Exercise instructions:
Print out every line of the listing below word for word, with nothing changed or left out.

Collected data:
======

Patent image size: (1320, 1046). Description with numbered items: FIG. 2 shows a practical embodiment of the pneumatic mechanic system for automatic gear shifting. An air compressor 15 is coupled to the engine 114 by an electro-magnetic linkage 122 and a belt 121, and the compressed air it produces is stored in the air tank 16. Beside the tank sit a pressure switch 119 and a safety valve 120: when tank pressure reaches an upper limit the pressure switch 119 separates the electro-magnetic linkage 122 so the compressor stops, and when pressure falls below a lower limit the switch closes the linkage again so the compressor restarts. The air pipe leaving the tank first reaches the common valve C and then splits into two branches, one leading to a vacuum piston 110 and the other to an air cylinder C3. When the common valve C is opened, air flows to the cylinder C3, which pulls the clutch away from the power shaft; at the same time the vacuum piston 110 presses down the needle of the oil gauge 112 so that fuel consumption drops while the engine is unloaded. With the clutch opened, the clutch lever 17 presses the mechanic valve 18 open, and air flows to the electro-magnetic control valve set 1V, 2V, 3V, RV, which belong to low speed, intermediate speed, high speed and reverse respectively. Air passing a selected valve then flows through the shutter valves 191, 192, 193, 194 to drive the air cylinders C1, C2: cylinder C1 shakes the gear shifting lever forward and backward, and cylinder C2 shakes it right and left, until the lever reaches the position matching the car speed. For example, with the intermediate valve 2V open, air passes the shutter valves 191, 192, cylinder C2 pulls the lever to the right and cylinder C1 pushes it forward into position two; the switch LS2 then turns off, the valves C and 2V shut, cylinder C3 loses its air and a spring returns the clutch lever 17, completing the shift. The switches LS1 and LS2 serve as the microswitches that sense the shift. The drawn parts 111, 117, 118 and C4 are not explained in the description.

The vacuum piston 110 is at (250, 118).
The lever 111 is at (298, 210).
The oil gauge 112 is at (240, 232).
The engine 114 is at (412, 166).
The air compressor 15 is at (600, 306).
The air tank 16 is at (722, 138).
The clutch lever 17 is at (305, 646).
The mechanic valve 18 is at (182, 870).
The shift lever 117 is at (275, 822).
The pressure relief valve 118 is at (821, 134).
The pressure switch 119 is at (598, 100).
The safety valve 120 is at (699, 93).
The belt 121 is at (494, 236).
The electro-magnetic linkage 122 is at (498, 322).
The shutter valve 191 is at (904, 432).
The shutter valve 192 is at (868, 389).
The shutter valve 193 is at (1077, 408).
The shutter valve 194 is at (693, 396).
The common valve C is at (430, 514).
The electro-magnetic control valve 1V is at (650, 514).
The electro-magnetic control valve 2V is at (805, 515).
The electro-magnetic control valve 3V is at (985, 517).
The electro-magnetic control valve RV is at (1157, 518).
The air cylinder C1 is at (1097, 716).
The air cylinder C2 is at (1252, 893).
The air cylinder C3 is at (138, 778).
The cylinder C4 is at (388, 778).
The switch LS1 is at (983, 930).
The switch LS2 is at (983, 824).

======

Correct result:
Patent image size: (1320, 1046). Description with numbered items: FIG. 2 shows a practical embodiment of the pneumatic mechanic system for automatic gear shifting. An air compressor 15 is coupled to the engine 114 by an electro-magnetic linkage 122 and a belt 121, and the compressed air it produces is stored in the air tank 16. Beside the tank sit a pressure switch 119 and a safety valve 120: when tank pressure reaches an upper limit the pressure switch 119 separates the electro-magnetic linkage 122 so the compressor stops, and when pressure falls below a lower limit the switch closes the linkage again so the compressor restarts. The air pipe leaving the tank first reaches the common valve C and then splits into two branches, one leading to a vacuum piston 110 and the other to an air cylinder C3. When the common valve C is opened, air flows to the cylinder C3, which pulls the clutch away from the power shaft; at the same time the vacuum piston 110 presses down the needle of the oil gauge 112 so that fuel consumption drops while the engine is unloaded. With the clutch opened, the clutch lever 17 presses the mechanic valve 18 open, and air flows to the electro-magnetic control valve set 1V, 2V, 3V, RV, which belong to low speed, intermediate speed, high speed and reverse respectively. Air passing a selected valve then flows through the shutter valves 191, 192, 193, 194 to drive the air cylinders C1, C2: cylinder C1 shakes the gear shifting lever forward and backward, and cylinder C2 shakes it right and left, until the lever reaches the position matching the car speed. For example, with the intermediate valve 2V open, air passes the shutter valves 191, 192, cylinder C2 pulls the lever to the right and cylinder C1 pushes it forward into position two; the switch LS2 then turns off, the valves C and 2V shut, cylinder C3 loses its air and a spring returns the clutch lever 17, completing the shift. The switches LS1 and LS2 serve as the microswitches that sense the shift. The drawn parts 111, 117, 118 and C4 are not explained in the description.

The vacuum piston 110 is at (250, 118).
The lever 111 is at (298, 210).
The oil gauge 112 is at (240, 232).
The engine 114 is at (412, 166).
The air compressor 15 is at (600, 306).
The air tank 16 is at (722, 138).
The clutch lever 17 is at (305, 646).
The mechanic valve 18 is at (182, 870).
The shift lever 117 is at (275, 822).
The pressure relief valve 118 is at (821, 134).
The pressure switch 119 is at (598, 100).
The safety valve 120 is at (699, 93).
The belt 121 is at (494, 236).
The electro-magnetic linkage 122 is at (498, 322).
The shutter valve 191 is at (904, 432).
The shutter valve 192 is at (868, 389).
The shutter valve 193 is at (1077, 408).
The shutter valve 194 is at (693, 396).
The common valve C is at (430, 514).
The electro-magnetic control valve 1V is at (650, 514).
The electro-magnetic control valve 2V is at (805, 515).
The electro-magnetic control valve 3V is at (985, 517).
The electro-magnetic control valve RV is at (1157, 518).
The air cylinder C1 is at (1097, 716).
The air cylinder C2 is at (1252, 893).
The air cylinder C3 is at (138, 778).
The cylinder C4 is at (388, 778).
The switch LS1 is at (983, 930).
The switch LS2 is at (983, 824).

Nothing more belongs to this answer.